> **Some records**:
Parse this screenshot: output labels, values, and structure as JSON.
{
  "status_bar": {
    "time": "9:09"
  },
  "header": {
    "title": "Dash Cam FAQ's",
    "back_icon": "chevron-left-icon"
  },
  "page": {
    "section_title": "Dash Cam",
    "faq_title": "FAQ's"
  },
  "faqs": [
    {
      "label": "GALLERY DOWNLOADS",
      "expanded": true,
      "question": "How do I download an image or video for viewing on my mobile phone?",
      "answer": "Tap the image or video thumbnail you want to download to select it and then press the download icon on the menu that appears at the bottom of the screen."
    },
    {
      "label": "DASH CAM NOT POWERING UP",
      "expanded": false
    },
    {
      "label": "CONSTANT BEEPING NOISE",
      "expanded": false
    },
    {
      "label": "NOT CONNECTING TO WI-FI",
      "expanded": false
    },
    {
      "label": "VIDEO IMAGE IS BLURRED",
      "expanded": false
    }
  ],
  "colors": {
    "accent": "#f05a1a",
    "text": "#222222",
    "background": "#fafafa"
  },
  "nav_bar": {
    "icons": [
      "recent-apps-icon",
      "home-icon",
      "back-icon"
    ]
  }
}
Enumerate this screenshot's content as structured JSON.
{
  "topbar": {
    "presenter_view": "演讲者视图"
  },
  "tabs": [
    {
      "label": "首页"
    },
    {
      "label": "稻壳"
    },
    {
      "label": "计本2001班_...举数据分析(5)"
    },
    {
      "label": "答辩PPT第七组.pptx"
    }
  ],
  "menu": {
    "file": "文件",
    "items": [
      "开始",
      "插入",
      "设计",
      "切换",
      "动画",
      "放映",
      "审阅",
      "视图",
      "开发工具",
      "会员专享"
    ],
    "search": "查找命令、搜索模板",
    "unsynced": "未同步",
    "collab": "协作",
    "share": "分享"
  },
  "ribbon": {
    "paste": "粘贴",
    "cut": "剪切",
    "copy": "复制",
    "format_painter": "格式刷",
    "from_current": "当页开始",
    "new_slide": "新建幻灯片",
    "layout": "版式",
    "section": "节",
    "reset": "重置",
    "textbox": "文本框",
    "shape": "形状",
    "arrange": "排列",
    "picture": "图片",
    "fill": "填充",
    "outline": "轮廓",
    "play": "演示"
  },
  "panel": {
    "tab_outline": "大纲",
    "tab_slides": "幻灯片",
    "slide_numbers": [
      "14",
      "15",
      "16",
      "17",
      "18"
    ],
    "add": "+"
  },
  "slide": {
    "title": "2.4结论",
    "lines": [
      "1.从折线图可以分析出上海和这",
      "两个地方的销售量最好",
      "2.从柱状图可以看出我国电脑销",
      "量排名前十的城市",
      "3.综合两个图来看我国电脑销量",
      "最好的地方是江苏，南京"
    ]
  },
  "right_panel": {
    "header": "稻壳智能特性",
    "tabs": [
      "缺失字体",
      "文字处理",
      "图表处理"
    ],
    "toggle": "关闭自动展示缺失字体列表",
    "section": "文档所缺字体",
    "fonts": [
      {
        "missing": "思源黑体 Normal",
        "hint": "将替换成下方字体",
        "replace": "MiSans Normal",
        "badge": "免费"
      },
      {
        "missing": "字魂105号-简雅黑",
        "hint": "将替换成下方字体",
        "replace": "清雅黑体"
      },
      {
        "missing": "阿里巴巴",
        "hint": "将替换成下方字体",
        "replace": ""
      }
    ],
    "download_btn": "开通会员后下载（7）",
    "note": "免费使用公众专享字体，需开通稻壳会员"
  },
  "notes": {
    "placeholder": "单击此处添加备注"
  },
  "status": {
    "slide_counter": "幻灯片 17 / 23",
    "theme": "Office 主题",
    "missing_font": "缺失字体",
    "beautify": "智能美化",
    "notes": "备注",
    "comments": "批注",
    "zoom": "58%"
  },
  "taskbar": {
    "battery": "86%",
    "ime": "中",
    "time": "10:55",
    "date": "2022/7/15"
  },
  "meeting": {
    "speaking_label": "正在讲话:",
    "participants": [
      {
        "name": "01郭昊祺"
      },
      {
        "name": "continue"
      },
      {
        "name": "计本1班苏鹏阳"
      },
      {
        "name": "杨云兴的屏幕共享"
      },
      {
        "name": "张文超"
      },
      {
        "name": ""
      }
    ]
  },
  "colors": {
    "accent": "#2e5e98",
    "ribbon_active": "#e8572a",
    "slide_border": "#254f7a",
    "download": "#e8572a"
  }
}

> **REQUEST**: Would you give the material above again, complete and exact?

> **THE SOLUTION**:
Parse this screenshot: output labels, values, and structure as JSON.
{
  "status_bar": {
    "time": "9:09"
  },
  "header": {
    "title": "Dash Cam FAQ's",
    "back_icon": "chevron-left-icon"
  },
  "page": {
    "section_title": "Dash Cam",
    "faq_title": "FAQ's"
  },
  "faqs": [
    {
      "label": "GALLERY DOWNLOADS",
      "expanded": true,
      "question": "How do I download an image or video for viewing on my mobile phone?",
      "answer": "Tap the image or video thumbnail you want to download to select it and then press the download icon on the menu that appears at the bottom of the screen."
    },
    {
      "label": "DASH CAM NOT POWERING UP",
      "expanded": false
    },
    {
      "label": "CONSTANT BEEPING NOISE",
      "expanded": false
    },
    {
      "label": "NOT CONNECTING TO WI-FI",
      "expanded": false
    },
    {
      "label": "VIDEO IMAGE IS BLURRED",
      "expanded": false
    }
  ],
  "colors": {
    "accent": "#f05a1a",
    "text": "#222222",
    "background": "#fafafa"
  },
  "nav_bar": {
    "icons": [
      "recent-apps-icon",
      "home-icon",
      "back-icon"
    ]
  }
}
Enumerate this screenshot's content as structured JSON.
{
  "topbar": {
    "presenter_view": "演讲者视图"
  },
  "tabs": [
    {
      "label": "首页"
    },
    {
      "label": "稻壳"
    },
    {
      "label": "计本2001班_...举数据分析(5)"
    },
    {
      "label": "答辩PPT第七组.pptx"
    }
  ],
  "menu": {
    "file": "文件",
    "items": [
      "开始",
      "插入",
      "设计",
      "切换",
      "动画",
      "放映",
      "审阅",
      "视图",
      "开发工具",
      "会员专享"
    ],
    "search": "查找命令、搜索模板",
    "unsynced": "未同步",
    "collab": "协作",
    "share": "分享"
  },
  "ribbon": {
    "paste": "粘贴",
    "cut": "剪切",
    "copy": "复制",
    "format_painter": "格式刷",
    "from_current": "当页开始",
    "new_slide": "新建幻灯片",
    "layout": "版式",
    "section": "节",
    "reset": "重置",
    "textbox": "文本框",
    "shape": "形状",
    "arrange": "排列",
    "picture": "图片",
    "fill": "填充",
    "outline": "轮廓",
    "play": "演示"
  },
  "panel": {
    "tab_outline": "大纲",
    "tab_slides": "幻灯片",
    "slide_numbers": [
      "14",
      "15",
      "16",
      "17",
      "18"
    ],
    "add": "+"
  },
  "slide": {
    "title": "2.4结论",
    "lines": [
      "1.从折线图可以分析出上海和这",
      "两个地方的销售量最好",
      "2.从柱状图可以看出我国电脑销",
      "量排名前十的城市",
      "3.综合两个图来看我国电脑销量",
      "最好的地方是江苏，南京"
    ]
  },
  "right_panel": {
    "header": "稻壳智能特性",
    "tabs": [
      "缺失字体",
      "文字处理",
      "图表处理"
    ],
    "toggle": "关闭自动展示缺失字体列表",
    "section": "文档所缺字体",
    "fonts": [
      {
        "missing": "思源黑体 Normal",
        "hint": "将替换成下方字体",
        "replace": "MiSans Normal",
        "badge": "免费"
      },
      {
        "missing": "字魂105号-简雅黑",
        "hint": "将替换成下方字体",
        "replace": "清雅黑体"
      },
      {
        "missing": "阿里巴巴",
        "hint": "将替换成下方字体",
        "replace": ""
      }
    ],
    "download_btn": "开通会员后下载（7）",
    "note": "免费使用公众专享字体，需开通稻壳会员"
  },
  "notes": {
    "placeholder": "单击此处添加备注"
  },
  "status": {
    "slide_counter": "幻灯片 17 / 23",
    "theme": "Office 主题",
    "missing_font": "缺失字体",
    "beautify": "智能美化",
    "notes": "备注",
    "comments": "批注",
    "zoom": "58%"
  },
  "taskbar": {
    "battery": "86%",
    "ime": "中",
    "time": "10:55",
    "date": "2022/7/15"
  },
  "meeting": {
    "speaking_label": "正在讲话:",
    "participants": [
      {
        "name": "01郭昊祺"
      },
      {
        "name": "continue"
      },
      {
        "name": "计本1班苏鹏阳"
      },
      {
        "name": "杨云兴的屏幕共享"
      },
      {
        "name": "张文超"
      },
      {
        "name": ""
      }
    ]
  },
  "colors": {
    "accent": "#2e5e98",
    "ribbon_active": "#e8572a",
    "slide_border": "#254f7a",
    "download": "#e8572a"
  }
}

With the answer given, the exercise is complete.